▸ Material for this exercise:

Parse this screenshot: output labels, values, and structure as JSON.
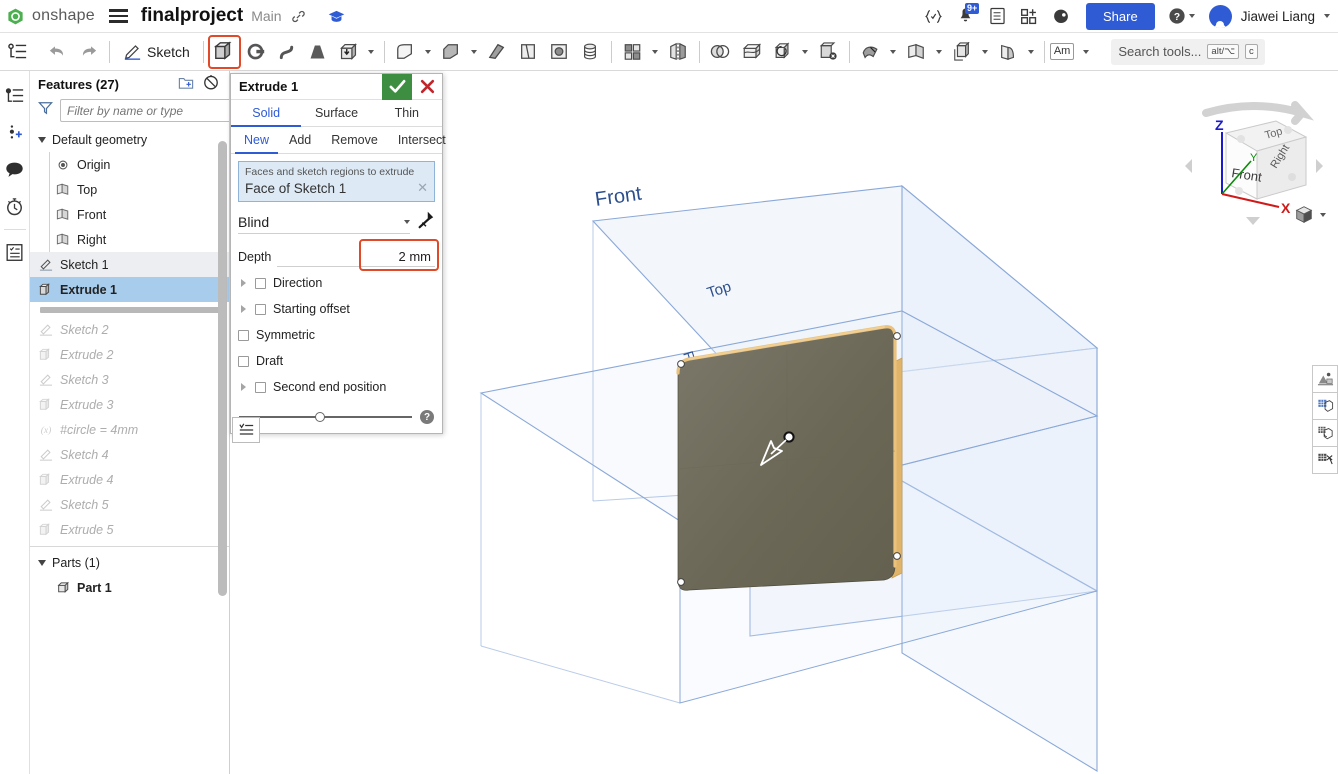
{
  "header": {
    "brand": "onshape",
    "brand_logo_icon": "onshape-logo-icon",
    "menu_icon": "hamburger-menu-icon",
    "document_title": "finalproject",
    "branch": "Main",
    "link_icon": "link-icon",
    "learning_icon": "graduation-cap-icon",
    "variables_icon": "variables-braces-icon",
    "notifications_icon": "bell-icon",
    "notifications_badge": "9+",
    "tasks_icon": "checklist-icon",
    "apps_icon": "apps-grid-icon",
    "ai_icon": "brain-icon",
    "share_label": "Share",
    "help_icon": "question-circle-icon",
    "avatar_icon": "user-avatar",
    "user_name": "Jiawei Liang"
  },
  "toolbar": {
    "feature_list_icon": "feature-list-icon",
    "undo_icon": "undo-arrow-icon",
    "redo_icon": "redo-arrow-icon",
    "sketch_label": "Sketch",
    "sketch_icon": "pencil-sketch-icon",
    "tools": [
      {
        "name": "extrude-tool",
        "icon": "extrude-icon",
        "highlighted": true
      },
      {
        "name": "revolve-tool",
        "icon": "revolve-icon",
        "highlighted": false
      },
      {
        "name": "sweep-tool",
        "icon": "sweep-icon",
        "highlighted": false
      },
      {
        "name": "loft-tool",
        "icon": "loft-icon",
        "highlighted": false
      },
      {
        "name": "thicken-tool",
        "icon": "thicken-box-icon",
        "highlighted": false
      }
    ],
    "tools2": [
      {
        "name": "fillet-tool",
        "icon": "fillet-icon"
      },
      {
        "name": "chamfer-tool",
        "icon": "chamfer-icon"
      },
      {
        "name": "rib-tool",
        "icon": "rib-icon"
      },
      {
        "name": "draft-tool",
        "icon": "draft-icon"
      },
      {
        "name": "shell-tool",
        "icon": "shell-icon"
      },
      {
        "name": "hole-tool",
        "icon": "hole-icon"
      }
    ],
    "tools3": [
      {
        "name": "pattern-tool",
        "icon": "pattern-grid-icon"
      },
      {
        "name": "mirror-tool",
        "icon": "mirror-icon"
      }
    ],
    "tools4": [
      {
        "name": "boolean-tool",
        "icon": "boolean-circles-icon"
      },
      {
        "name": "split-tool",
        "icon": "split-icon"
      },
      {
        "name": "transform-tool",
        "icon": "transform-icon"
      },
      {
        "name": "delete-face-tool",
        "icon": "delete-face-icon"
      }
    ],
    "tools5": [
      {
        "name": "sheet-metal-tool",
        "icon": "sheet-metal-icon"
      },
      {
        "name": "plane-tool",
        "icon": "plane-icon"
      },
      {
        "name": "derive-tool",
        "icon": "derive-icon"
      },
      {
        "name": "curve-tool",
        "icon": "curve-icon"
      }
    ],
    "units_label": "Am",
    "search_placeholder": "Search tools...",
    "search_kbd_1": "alt/⌥",
    "search_kbd_2": "c"
  },
  "rail": {
    "items": [
      {
        "name": "feature-tree-icon",
        "label": "Feature list"
      },
      {
        "name": "add-variable-icon",
        "label": "Variables"
      },
      {
        "name": "comment-icon",
        "label": "Comments"
      },
      {
        "name": "history-clock-icon",
        "label": "History"
      },
      {
        "name": "notes-list-icon",
        "label": "Notes"
      }
    ]
  },
  "features_panel": {
    "title": "Features (27)",
    "new_folder_icon": "new-folder-icon",
    "suppress_icon": "suppress-circle-slash-icon",
    "filter_icon": "funnel-filter-icon",
    "filter_placeholder": "Filter by name or type",
    "default_geometry_label": "Default geometry",
    "default_geometry": [
      {
        "label": "Origin",
        "icon": "origin-point-icon"
      },
      {
        "label": "Top",
        "icon": "plane-icon"
      },
      {
        "label": "Front",
        "icon": "plane-icon"
      },
      {
        "label": "Right",
        "icon": "plane-icon"
      }
    ],
    "active_features": [
      {
        "label": "Sketch 1",
        "icon": "sketch-pencil-icon",
        "state": "sel-soft"
      },
      {
        "label": "Extrude 1",
        "icon": "extrude-feature-icon",
        "state": "sel"
      }
    ],
    "rolled_back": [
      {
        "label": "Sketch 2",
        "icon": "sketch-pencil-icon"
      },
      {
        "label": "Extrude 2",
        "icon": "extrude-feature-icon"
      },
      {
        "label": "Sketch 3",
        "icon": "sketch-pencil-icon"
      },
      {
        "label": "Extrude 3",
        "icon": "extrude-feature-icon"
      },
      {
        "label": "#circle = 4mm",
        "icon": "variable-fx-icon"
      },
      {
        "label": "Sketch 4",
        "icon": "sketch-pencil-icon"
      },
      {
        "label": "Extrude 4",
        "icon": "extrude-feature-icon"
      },
      {
        "label": "Sketch 5",
        "icon": "sketch-pencil-icon"
      },
      {
        "label": "Extrude 5",
        "icon": "extrude-feature-icon"
      }
    ],
    "parts_label": "Parts (1)",
    "parts": [
      {
        "label": "Part 1",
        "icon": "part-solid-icon"
      }
    ]
  },
  "extrude_dialog": {
    "title": "Extrude 1",
    "confirm_icon": "check-icon",
    "cancel_icon": "x-icon",
    "type_tabs": [
      {
        "label": "Solid",
        "active": true
      },
      {
        "label": "Surface",
        "active": false
      },
      {
        "label": "Thin",
        "active": false
      }
    ],
    "op_tabs": [
      {
        "label": "New",
        "active": true
      },
      {
        "label": "Add",
        "active": false
      },
      {
        "label": "Remove",
        "active": false
      },
      {
        "label": "Intersect",
        "active": false
      }
    ],
    "selection_label": "Faces and sketch regions to extrude",
    "selection_value": "Face of Sketch 1",
    "selection_clear_icon": "x-small-icon",
    "end_condition": "Blind",
    "flip_icon": "flip-direction-icon",
    "depth_label": "Depth",
    "depth_value": "2 mm",
    "options": [
      {
        "label": "Direction",
        "expandable": true,
        "checked": false
      },
      {
        "label": "Starting offset",
        "expandable": true,
        "checked": false
      },
      {
        "label": "Symmetric",
        "expandable": false,
        "checked": false
      },
      {
        "label": "Draft",
        "expandable": false,
        "checked": false
      },
      {
        "label": "Second end position",
        "expandable": true,
        "checked": false
      }
    ],
    "help_icon": "help-question-icon",
    "side_button_icon": "selection-list-icon"
  },
  "viewport": {
    "plane_labels": [
      {
        "text": "Front"
      },
      {
        "text": "Top"
      },
      {
        "text": "Right"
      }
    ],
    "manipulator_icon": "direction-arrow-handle",
    "viewcube": {
      "top_label": "Top",
      "front_label": "Front",
      "right_label": "Right",
      "axis_z": "Z",
      "axis_y": "Y",
      "axis_x": "X",
      "axis_z_color": "#1a1ad0",
      "axis_y_color": "#0a8a0a",
      "axis_x_color": "#d01a1a"
    },
    "view_style_icon": "view-cube-style-icon",
    "right_tools": [
      {
        "name": "render-studio-icon"
      },
      {
        "name": "display-grid-icon"
      },
      {
        "name": "section-view-icon"
      },
      {
        "name": "measure-icon"
      }
    ]
  },
  "colors": {
    "accent_blue": "#2f5bd4",
    "annotation_red": "#e04a28",
    "confirm_green": "#3e8e41",
    "cancel_red": "#c0272d",
    "selection_blue": "#a8ccec",
    "plane_stroke": "#8aa8d8",
    "part_fill": "#6e6a55",
    "part_edge": "#e8c077"
  }
}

▸ Objective: Exclude the images and reproduce the remaining data exactly.

▸ Correct answer:
Parse this screenshot: output labels, values, and structure as JSON.
{
  "header": {
    "brand": "onshape",
    "brand_logo_icon": "onshape-logo-icon",
    "menu_icon": "hamburger-menu-icon",
    "document_title": "finalproject",
    "branch": "Main",
    "link_icon": "link-icon",
    "learning_icon": "graduation-cap-icon",
    "variables_icon": "variables-braces-icon",
    "notifications_icon": "bell-icon",
    "notifications_badge": "9+",
    "tasks_icon": "checklist-icon",
    "apps_icon": "apps-grid-icon",
    "ai_icon": "brain-icon",
    "share_label": "Share",
    "help_icon": "question-circle-icon",
    "avatar_icon": "user-avatar",
    "user_name": "Jiawei Liang"
  },
  "toolbar": {
    "feature_list_icon": "feature-list-icon",
    "undo_icon": "undo-arrow-icon",
    "redo_icon": "redo-arrow-icon",
    "sketch_label": "Sketch",
    "sketch_icon": "pencil-sketch-icon",
    "tools": [
      {
        "name": "extrude-tool",
        "icon": "extrude-icon",
        "highlighted": true
      },
      {
        "name": "revolve-tool",
        "icon": "revolve-icon",
        "highlighted": false
      },
      {
        "name": "sweep-tool",
        "icon": "sweep-icon",
        "highlighted": false
      },
      {
        "name": "loft-tool",
        "icon": "loft-icon",
        "highlighted": false
      },
      {
        "name": "thicken-tool",
        "icon": "thicken-box-icon",
        "highlighted": false
      }
    ],
    "tools2": [
      {
        "name": "fillet-tool",
        "icon": "fillet-icon"
      },
      {
        "name": "chamfer-tool",
        "icon": "chamfer-icon"
      },
      {
        "name": "rib-tool",
        "icon": "rib-icon"
      },
      {
        "name": "draft-tool",
        "icon": "draft-icon"
      },
      {
        "name": "shell-tool",
        "icon": "shell-icon"
      },
      {
        "name": "hole-tool",
        "icon": "hole-icon"
      }
    ],
    "tools3": [
      {
        "name": "pattern-tool",
        "icon": "pattern-grid-icon"
      },
      {
        "name": "mirror-tool",
        "icon": "mirror-icon"
      }
    ],
    "tools4": [
      {
        "name": "boolean-tool",
        "icon": "boolean-circles-icon"
      },
      {
        "name": "split-tool",
        "icon": "split-icon"
      },
      {
        "name": "transform-tool",
        "icon": "transform-icon"
      },
      {
        "name": "delete-face-tool",
        "icon": "delete-face-icon"
      }
    ],
    "tools5": [
      {
        "name": "sheet-metal-tool",
        "icon": "sheet-metal-icon"
      },
      {
        "name": "plane-tool",
        "icon": "plane-icon"
      },
      {
        "name": "derive-tool",
        "icon": "derive-icon"
      },
      {
        "name": "curve-tool",
        "icon": "curve-icon"
      }
    ],
    "units_label": "Am",
    "search_placeholder": "Search tools...",
    "search_kbd_1": "alt/⌥",
    "search_kbd_2": "c"
  },
  "rail": {
    "items": [
      {
        "name": "feature-tree-icon",
        "label": "Feature list"
      },
      {
        "name": "add-variable-icon",
        "label": "Variables"
      },
      {
        "name": "comment-icon",
        "label": "Comments"
      },
      {
        "name": "history-clock-icon",
        "label": "History"
      },
      {
        "name": "notes-list-icon",
        "label": "Notes"
      }
    ]
  },
  "features_panel": {
    "title": "Features (27)",
    "new_folder_icon": "new-folder-icon",
    "suppress_icon": "suppress-circle-slash-icon",
    "filter_icon": "funnel-filter-icon",
    "filter_placeholder": "Filter by name or type",
    "default_geometry_label": "Default geometry",
    "default_geometry": [
      {
        "label": "Origin",
        "icon": "origin-point-icon"
      },
      {
        "label": "Top",
        "icon": "plane-icon"
      },
      {
        "label": "Front",
        "icon": "plane-icon"
      },
      {
        "label": "Right",
        "icon": "plane-icon"
      }
    ],
    "active_features": [
      {
        "label": "Sketch 1",
        "icon": "sketch-pencil-icon",
        "state": "sel-soft"
      },
      {
        "label": "Extrude 1",
        "icon": "extrude-feature-icon",
        "state": "sel"
      }
    ],
    "rolled_back": [
      {
        "label": "Sketch 2",
        "icon": "sketch-pencil-icon"
      },
      {
        "label": "Extrude 2",
        "icon": "extrude-feature-icon"
      },
      {
        "label": "Sketch 3",
        "icon": "sketch-pencil-icon"
      },
      {
        "label": "Extrude 3",
        "icon": "extrude-feature-icon"
      },
      {
        "label": "#circle = 4mm",
        "icon": "variable-fx-icon"
      },
      {
        "label": "Sketch 4",
        "icon": "sketch-pencil-icon"
      },
      {
        "label": "Extrude 4",
        "icon": "extrude-feature-icon"
      },
      {
        "label": "Sketch 5",
        "icon": "sketch-pencil-icon"
      },
      {
        "label": "Extrude 5",
        "icon": "extrude-feature-icon"
      }
    ],
    "parts_label": "Parts (1)",
    "parts": [
      {
        "label": "Part 1",
        "icon": "part-solid-icon"
      }
    ]
  },
  "extrude_dialog": {
    "title": "Extrude 1",
    "confirm_icon": "check-icon",
    "cancel_icon": "x-icon",
    "type_tabs": [
      {
        "label": "Solid",
        "active": true
      },
      {
        "label": "Surface",
        "active": false
      },
      {
        "label": "Thin",
        "active": false
      }
    ],
    "op_tabs": [
      {
        "label": "New",
        "active": true
      },
      {
        "label": "Add",
        "active": false
      },
      {
        "label": "Remove",
        "active": false
      },
      {
        "label": "Intersect",
        "active": false
      }
    ],
    "selection_label": "Faces and sketch regions to extrude",
    "selection_value": "Face of Sketch 1",
    "selection_clear_icon": "x-small-icon",
    "end_condition": "Blind",
    "flip_icon": "flip-direction-icon",
    "depth_label": "Depth",
    "depth_value": "2 mm",
    "options": [
      {
        "label": "Direction",
        "expandable": true,
        "checked": false
      },
      {
        "label": "Starting offset",
        "expandable": true,
        "checked": false
      },
      {
        "label": "Symmetric",
        "expandable": false,
        "checked": false
      },
      {
        "label": "Draft",
        "expandable": false,
        "checked": false
      },
      {
        "label": "Second end position",
        "expandable": true,
        "checked": false
      }
    ],
    "help_icon": "help-question-icon",
    "side_button_icon": "selection-list-icon"
  },
  "viewport": {
    "plane_labels": [
      {
        "text": "Front"
      },
      {
        "text": "Top"
      },
      {
        "text": "Right"
      }
    ],
    "manipulator_icon": "direction-arrow-handle",
    "viewcube": {
      "top_label": "Top",
      "front_label": "Front",
      "right_label": "Right",
      "axis_z": "Z",
      "axis_y": "Y",
      "axis_x": "X",
      "axis_z_color": "#1a1ad0",
      "axis_y_color": "#0a8a0a",
      "axis_x_color": "#d01a1a"
    },
    "view_style_icon": "view-cube-style-icon",
    "right_tools": [
      {
        "name": "render-studio-icon"
      },
      {
        "name": "display-grid-icon"
      },
      {
        "name": "section-view-icon"
      },
      {
        "name": "measure-icon"
      }
    ]
  },
  "colors": {
    "accent_blue": "#2f5bd4",
    "annotation_red": "#e04a28",
    "confirm_green": "#3e8e41",
    "cancel_red": "#c0272d",
    "selection_blue": "#a8ccec",
    "plane_stroke": "#8aa8d8",
    "part_fill": "#6e6a55",
    "part_edge": "#e8c077"
  }
}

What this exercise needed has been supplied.